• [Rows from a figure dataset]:
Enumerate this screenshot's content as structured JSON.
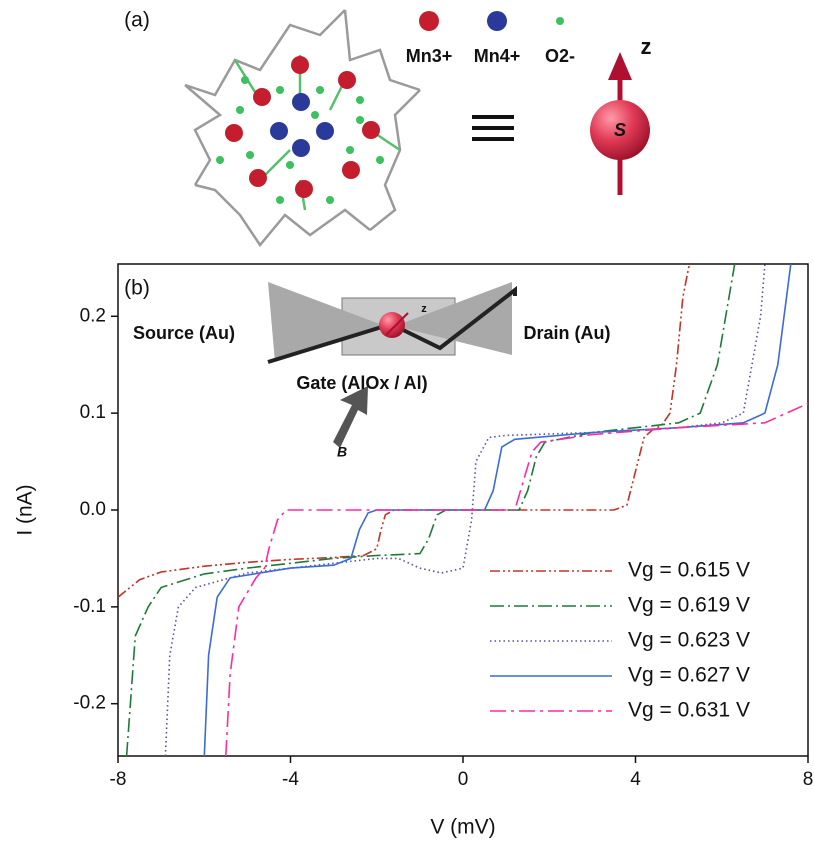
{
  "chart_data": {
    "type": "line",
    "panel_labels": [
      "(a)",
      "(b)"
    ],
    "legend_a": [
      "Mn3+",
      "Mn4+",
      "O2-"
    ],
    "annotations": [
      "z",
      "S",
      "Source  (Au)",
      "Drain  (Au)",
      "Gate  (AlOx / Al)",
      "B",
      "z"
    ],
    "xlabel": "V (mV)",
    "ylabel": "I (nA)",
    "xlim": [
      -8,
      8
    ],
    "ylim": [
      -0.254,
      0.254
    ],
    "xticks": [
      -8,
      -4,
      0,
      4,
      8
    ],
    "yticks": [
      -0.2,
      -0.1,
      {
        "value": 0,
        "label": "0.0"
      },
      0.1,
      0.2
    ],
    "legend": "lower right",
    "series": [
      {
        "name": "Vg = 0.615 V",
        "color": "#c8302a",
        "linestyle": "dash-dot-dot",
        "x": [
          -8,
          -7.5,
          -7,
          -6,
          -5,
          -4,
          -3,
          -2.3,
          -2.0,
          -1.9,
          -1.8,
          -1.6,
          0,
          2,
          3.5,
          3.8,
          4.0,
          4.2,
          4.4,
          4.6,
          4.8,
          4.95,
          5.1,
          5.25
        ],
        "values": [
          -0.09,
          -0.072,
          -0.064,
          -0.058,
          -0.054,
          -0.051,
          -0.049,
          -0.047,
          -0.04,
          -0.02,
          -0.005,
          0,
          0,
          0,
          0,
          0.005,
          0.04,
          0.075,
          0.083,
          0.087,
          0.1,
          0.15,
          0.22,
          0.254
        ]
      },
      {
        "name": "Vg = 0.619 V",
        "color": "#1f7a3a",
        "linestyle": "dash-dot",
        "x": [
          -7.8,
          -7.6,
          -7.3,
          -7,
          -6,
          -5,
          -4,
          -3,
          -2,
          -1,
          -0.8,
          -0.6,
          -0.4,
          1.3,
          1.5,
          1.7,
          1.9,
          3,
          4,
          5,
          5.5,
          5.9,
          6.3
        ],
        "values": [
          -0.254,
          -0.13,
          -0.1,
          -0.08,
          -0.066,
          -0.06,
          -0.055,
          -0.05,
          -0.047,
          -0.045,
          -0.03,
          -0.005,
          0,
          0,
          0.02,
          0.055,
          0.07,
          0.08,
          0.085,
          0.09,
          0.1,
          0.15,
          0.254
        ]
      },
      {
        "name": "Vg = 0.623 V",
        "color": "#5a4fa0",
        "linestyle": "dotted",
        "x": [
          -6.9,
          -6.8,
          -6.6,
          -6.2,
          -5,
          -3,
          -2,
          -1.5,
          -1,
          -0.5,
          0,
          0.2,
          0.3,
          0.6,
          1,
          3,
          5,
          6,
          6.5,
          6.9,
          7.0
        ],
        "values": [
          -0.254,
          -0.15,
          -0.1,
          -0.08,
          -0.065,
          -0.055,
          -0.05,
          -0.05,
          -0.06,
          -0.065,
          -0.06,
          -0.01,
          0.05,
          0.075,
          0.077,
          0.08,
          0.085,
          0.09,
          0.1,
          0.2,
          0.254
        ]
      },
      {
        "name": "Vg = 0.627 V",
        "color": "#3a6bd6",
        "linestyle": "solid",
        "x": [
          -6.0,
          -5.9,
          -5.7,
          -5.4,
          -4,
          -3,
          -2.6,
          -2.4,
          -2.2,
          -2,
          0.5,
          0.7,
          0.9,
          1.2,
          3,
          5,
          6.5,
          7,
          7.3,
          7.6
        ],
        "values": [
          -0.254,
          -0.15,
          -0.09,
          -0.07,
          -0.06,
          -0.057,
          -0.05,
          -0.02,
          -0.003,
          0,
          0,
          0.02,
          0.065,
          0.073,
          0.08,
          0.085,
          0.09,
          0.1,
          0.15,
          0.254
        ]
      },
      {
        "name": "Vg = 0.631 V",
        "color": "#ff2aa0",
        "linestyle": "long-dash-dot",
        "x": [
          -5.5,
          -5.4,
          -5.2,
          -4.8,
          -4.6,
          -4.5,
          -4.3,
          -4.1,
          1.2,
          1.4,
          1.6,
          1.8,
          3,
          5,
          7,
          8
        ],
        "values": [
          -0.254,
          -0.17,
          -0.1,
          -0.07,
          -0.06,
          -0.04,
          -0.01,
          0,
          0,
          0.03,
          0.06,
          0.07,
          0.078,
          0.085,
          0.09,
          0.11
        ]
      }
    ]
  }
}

* * *

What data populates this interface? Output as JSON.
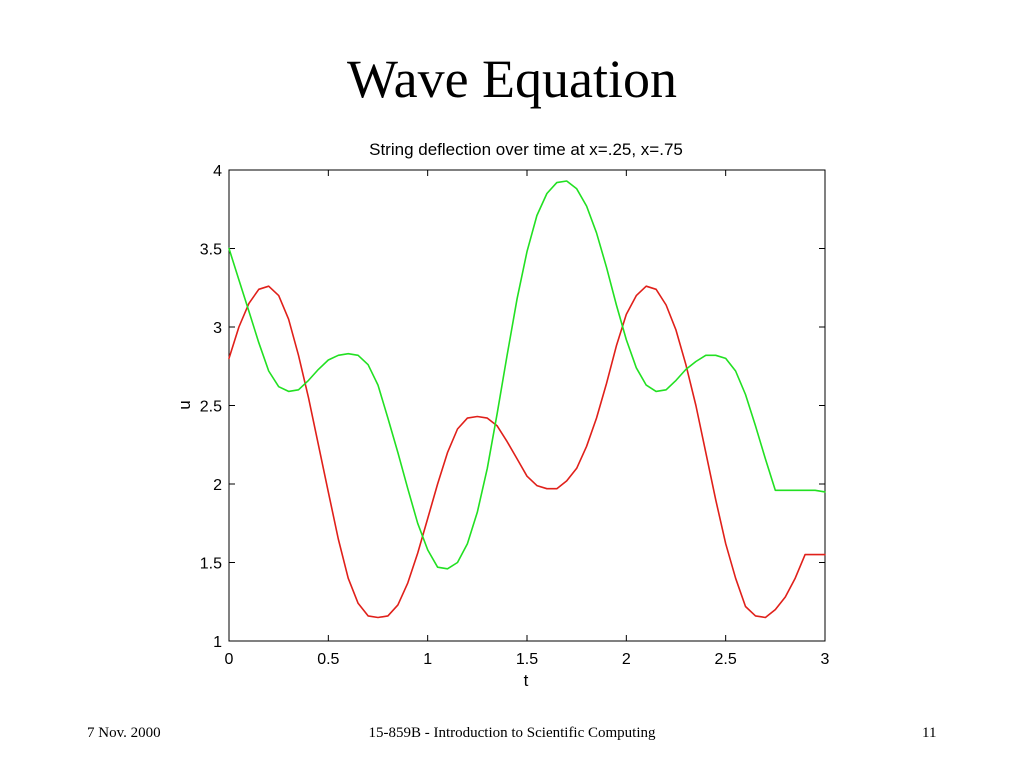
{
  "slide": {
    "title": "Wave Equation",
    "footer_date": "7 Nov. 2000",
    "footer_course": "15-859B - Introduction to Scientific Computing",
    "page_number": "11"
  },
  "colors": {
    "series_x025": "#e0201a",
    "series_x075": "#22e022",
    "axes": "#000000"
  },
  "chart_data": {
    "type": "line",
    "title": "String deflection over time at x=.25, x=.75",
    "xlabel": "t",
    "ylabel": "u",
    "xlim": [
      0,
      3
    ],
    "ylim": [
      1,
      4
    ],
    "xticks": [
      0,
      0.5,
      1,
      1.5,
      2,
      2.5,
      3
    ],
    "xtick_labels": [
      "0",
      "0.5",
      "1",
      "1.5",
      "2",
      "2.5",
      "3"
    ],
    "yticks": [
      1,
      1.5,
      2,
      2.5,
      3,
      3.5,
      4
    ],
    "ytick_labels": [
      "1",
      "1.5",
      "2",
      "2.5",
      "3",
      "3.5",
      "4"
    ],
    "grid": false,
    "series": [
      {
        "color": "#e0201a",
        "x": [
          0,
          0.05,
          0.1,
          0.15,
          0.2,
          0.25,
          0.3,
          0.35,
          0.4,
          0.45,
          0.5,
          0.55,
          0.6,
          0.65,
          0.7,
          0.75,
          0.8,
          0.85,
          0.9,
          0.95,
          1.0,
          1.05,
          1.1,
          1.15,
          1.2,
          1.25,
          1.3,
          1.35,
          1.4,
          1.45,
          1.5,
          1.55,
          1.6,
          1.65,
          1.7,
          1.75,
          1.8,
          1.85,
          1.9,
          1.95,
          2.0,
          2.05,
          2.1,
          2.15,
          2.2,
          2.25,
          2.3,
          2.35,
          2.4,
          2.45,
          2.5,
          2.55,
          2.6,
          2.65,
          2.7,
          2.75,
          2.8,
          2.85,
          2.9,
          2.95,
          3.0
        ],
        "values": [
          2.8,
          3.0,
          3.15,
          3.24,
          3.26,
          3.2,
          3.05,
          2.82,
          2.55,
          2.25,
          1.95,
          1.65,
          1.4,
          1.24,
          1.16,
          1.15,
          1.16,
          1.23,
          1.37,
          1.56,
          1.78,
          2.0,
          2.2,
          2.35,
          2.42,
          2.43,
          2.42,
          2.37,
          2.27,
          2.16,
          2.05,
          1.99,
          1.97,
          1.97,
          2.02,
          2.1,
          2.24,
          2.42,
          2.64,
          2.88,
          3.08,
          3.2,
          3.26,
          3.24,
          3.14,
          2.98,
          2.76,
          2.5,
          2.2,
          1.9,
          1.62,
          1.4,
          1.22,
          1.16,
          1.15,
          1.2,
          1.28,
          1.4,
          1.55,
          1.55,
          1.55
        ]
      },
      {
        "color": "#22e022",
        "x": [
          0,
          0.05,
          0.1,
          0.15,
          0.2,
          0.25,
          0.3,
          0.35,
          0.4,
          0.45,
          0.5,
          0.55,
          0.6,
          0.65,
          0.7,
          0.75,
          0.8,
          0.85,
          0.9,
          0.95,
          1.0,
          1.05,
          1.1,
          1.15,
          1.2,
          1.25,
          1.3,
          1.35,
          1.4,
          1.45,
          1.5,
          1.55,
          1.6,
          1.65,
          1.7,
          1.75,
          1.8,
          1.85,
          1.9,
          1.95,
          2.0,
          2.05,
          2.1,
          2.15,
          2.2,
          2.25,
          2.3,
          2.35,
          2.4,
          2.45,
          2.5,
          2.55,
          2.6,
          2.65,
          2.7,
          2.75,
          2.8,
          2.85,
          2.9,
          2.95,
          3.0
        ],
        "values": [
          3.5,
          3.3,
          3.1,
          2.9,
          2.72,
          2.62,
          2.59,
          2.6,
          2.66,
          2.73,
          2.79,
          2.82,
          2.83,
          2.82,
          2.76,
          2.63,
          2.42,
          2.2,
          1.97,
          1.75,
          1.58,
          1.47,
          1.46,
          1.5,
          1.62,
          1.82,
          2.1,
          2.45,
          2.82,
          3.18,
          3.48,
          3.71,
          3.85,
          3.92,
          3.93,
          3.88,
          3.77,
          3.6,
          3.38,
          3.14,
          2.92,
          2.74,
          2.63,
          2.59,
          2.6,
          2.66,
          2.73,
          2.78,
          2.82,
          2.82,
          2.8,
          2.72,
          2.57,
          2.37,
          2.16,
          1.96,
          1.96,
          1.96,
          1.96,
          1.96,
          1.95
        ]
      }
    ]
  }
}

---

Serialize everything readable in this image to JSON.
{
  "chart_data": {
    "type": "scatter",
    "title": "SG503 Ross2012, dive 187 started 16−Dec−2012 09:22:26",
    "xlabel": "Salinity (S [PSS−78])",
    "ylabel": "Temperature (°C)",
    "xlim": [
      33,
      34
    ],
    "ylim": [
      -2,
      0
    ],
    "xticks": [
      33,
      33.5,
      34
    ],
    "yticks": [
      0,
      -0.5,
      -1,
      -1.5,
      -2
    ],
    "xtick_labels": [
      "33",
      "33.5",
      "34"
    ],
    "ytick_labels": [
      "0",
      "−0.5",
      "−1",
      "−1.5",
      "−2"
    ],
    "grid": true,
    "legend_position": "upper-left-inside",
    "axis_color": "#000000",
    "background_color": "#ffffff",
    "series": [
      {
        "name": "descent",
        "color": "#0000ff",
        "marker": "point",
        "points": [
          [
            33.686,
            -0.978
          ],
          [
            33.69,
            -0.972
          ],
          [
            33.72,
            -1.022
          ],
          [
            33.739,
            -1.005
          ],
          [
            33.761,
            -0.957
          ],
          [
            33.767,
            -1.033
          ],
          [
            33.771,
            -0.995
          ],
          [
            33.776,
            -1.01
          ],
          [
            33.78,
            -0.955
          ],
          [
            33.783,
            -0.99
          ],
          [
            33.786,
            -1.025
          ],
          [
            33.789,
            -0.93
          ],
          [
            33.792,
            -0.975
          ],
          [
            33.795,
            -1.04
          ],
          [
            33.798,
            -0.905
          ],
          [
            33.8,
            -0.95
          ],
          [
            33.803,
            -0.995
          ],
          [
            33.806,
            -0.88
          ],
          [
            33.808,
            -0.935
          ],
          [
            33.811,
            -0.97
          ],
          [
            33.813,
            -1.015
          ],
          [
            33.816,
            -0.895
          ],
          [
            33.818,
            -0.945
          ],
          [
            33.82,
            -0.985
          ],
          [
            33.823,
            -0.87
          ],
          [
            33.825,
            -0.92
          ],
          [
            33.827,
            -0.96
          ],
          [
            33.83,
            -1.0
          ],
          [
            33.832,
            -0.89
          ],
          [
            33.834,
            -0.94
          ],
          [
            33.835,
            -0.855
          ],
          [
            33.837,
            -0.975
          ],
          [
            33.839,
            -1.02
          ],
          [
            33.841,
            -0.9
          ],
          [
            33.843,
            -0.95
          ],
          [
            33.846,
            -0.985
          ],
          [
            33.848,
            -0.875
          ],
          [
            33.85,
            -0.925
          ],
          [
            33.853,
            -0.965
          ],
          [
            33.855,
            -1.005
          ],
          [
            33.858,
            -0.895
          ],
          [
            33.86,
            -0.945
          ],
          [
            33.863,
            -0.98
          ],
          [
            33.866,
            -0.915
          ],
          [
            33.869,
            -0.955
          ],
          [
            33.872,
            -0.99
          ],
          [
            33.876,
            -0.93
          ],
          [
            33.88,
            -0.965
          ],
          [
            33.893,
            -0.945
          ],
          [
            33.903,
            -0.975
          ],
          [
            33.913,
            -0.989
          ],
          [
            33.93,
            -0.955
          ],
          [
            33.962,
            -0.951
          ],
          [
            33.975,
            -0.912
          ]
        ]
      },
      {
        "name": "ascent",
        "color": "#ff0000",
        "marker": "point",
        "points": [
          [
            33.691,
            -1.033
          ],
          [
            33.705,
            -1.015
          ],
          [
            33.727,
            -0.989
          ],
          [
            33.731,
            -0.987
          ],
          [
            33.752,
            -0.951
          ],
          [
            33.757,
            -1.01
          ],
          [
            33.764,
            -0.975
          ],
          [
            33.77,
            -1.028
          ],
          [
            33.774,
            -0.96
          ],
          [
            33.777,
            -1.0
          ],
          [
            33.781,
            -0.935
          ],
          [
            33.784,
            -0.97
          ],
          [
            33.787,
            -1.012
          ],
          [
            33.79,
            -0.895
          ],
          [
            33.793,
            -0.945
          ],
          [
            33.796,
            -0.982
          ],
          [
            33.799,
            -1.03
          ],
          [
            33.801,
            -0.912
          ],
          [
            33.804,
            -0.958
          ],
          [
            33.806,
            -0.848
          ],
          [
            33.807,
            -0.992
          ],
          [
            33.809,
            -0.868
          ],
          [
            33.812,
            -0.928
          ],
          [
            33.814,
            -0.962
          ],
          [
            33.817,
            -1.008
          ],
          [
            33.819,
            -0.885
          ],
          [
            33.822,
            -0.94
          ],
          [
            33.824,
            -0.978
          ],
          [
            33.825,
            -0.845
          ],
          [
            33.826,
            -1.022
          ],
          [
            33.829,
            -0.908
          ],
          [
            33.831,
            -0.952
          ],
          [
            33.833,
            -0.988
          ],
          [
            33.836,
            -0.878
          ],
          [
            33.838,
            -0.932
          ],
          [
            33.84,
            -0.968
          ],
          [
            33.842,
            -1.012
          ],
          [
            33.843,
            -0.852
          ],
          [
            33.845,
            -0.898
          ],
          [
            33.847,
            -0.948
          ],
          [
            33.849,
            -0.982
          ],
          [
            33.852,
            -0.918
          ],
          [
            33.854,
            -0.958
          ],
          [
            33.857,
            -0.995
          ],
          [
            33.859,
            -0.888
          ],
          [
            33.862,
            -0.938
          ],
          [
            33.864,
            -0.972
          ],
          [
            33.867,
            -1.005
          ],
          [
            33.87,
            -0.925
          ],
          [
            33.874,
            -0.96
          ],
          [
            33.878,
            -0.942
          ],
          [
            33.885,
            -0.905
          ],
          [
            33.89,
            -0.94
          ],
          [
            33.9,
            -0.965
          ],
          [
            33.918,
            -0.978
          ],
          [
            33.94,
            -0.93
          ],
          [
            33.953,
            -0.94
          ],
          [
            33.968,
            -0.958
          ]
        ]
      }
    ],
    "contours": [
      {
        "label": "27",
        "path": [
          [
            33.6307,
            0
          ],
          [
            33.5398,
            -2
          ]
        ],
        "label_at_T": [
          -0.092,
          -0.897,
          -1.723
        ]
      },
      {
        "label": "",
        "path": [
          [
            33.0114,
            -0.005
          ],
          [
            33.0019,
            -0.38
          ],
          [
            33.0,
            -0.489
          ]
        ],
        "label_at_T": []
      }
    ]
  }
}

• [Exercise goal]: Copy in full each line that holds the word "ylabel".

• [Output below]:
    "ylabel": "I (nA)",
    "ylabel": "u",
    "ylabel": "Temperature (°C)",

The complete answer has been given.